### [WRITTEN TASK]
Retype everything from the start of the material down to the line containing "- maximize-icon: [478, 8, 489, 18]", copying each line exactly.

### [MATERIAL FOR THIS TASK]
==*==

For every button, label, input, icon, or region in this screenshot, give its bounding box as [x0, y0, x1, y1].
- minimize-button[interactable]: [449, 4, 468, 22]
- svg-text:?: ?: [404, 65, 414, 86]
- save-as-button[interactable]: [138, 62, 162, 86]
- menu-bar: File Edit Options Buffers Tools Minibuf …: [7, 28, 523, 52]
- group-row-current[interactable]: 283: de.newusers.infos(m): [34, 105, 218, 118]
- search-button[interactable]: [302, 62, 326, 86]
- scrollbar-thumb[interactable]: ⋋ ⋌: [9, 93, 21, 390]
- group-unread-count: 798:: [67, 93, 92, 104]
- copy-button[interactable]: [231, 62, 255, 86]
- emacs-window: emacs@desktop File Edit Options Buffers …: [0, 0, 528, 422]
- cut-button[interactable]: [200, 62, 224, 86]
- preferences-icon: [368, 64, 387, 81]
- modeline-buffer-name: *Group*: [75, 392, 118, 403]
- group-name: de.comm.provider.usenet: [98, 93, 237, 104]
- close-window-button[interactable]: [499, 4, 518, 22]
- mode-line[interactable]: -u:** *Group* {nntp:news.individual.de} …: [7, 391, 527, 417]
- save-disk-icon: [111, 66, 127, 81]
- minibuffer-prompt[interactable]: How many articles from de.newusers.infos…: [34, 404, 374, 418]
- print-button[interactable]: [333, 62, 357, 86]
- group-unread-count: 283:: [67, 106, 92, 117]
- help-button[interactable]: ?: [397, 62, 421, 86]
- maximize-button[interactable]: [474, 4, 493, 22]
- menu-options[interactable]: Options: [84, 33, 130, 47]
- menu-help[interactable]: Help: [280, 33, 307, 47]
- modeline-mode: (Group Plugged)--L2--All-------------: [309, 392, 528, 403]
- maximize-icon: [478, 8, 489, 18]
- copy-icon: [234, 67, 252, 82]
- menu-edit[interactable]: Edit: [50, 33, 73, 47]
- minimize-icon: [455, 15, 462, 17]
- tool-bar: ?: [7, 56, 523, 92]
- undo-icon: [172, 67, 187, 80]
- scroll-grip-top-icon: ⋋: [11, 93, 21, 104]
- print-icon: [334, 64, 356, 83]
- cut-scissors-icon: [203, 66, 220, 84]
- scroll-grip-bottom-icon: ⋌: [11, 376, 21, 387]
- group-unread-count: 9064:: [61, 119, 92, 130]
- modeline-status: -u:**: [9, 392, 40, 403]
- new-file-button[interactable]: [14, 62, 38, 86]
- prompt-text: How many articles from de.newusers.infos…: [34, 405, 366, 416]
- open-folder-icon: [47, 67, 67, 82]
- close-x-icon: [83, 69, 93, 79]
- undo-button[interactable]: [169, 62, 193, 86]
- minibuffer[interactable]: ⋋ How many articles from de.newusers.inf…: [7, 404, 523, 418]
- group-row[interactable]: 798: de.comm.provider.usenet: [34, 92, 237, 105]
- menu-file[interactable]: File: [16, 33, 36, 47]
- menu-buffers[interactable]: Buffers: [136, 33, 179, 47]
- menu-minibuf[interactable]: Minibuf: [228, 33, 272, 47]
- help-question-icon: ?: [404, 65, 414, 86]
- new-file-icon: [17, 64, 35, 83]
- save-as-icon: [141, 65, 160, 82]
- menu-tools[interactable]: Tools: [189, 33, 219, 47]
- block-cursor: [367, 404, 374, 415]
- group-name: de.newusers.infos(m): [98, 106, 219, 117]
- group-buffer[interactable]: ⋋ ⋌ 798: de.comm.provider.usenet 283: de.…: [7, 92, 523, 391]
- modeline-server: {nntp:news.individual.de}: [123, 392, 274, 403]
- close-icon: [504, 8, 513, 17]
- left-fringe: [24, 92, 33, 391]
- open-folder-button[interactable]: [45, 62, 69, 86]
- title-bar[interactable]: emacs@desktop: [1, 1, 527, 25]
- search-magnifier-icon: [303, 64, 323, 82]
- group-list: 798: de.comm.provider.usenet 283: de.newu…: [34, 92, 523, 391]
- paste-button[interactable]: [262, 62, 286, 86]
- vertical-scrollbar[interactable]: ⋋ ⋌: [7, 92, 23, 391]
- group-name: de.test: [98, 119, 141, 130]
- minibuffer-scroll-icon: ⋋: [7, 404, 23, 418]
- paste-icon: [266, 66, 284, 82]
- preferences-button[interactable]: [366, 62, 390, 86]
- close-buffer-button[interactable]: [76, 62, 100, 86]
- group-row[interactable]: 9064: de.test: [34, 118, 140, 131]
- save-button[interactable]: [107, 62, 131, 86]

==*==

### [OUTPUT FOR THIS EXERCISE]
For every button, label, input, icon, or region in this screenshot, give its bounding box as [x0, y0, x1, y1].
- minimize-button[interactable]: [449, 4, 468, 22]
- svg-text:?: ?: [404, 65, 414, 86]
- save-as-button[interactable]: [138, 62, 162, 86]
- menu-bar: File Edit Options Buffers Tools Minibuf …: [7, 28, 523, 52]
- group-row-current[interactable]: 283: de.newusers.infos(m): [34, 105, 218, 118]
- search-button[interactable]: [302, 62, 326, 86]
- scrollbar-thumb[interactable]: ⋋ ⋌: [9, 93, 21, 390]
- group-unread-count: 798:: [67, 93, 92, 104]
- copy-button[interactable]: [231, 62, 255, 86]
- emacs-window: emacs@desktop File Edit Options Buffers …: [0, 0, 528, 422]
- cut-button[interactable]: [200, 62, 224, 86]
- preferences-icon: [368, 64, 387, 81]
- modeline-buffer-name: *Group*: [75, 392, 118, 403]
- group-name: de.comm.provider.usenet: [98, 93, 237, 104]
- close-window-button[interactable]: [499, 4, 518, 22]
- mode-line[interactable]: -u:** *Group* {nntp:news.individual.de} …: [7, 391, 527, 417]
- save-disk-icon: [111, 66, 127, 81]
- minibuffer-prompt[interactable]: How many articles from de.newusers.infos…: [34, 404, 374, 418]
- print-button[interactable]: [333, 62, 357, 86]
- group-unread-count: 283:: [67, 106, 92, 117]
- help-button[interactable]: ?: [397, 62, 421, 86]
- maximize-button[interactable]: [474, 4, 493, 22]
- menu-options[interactable]: Options: [84, 33, 130, 47]
- menu-help[interactable]: Help: [280, 33, 307, 47]
- modeline-mode: (Group Plugged)--L2--All-------------: [309, 392, 528, 403]
- maximize-icon: [478, 8, 489, 18]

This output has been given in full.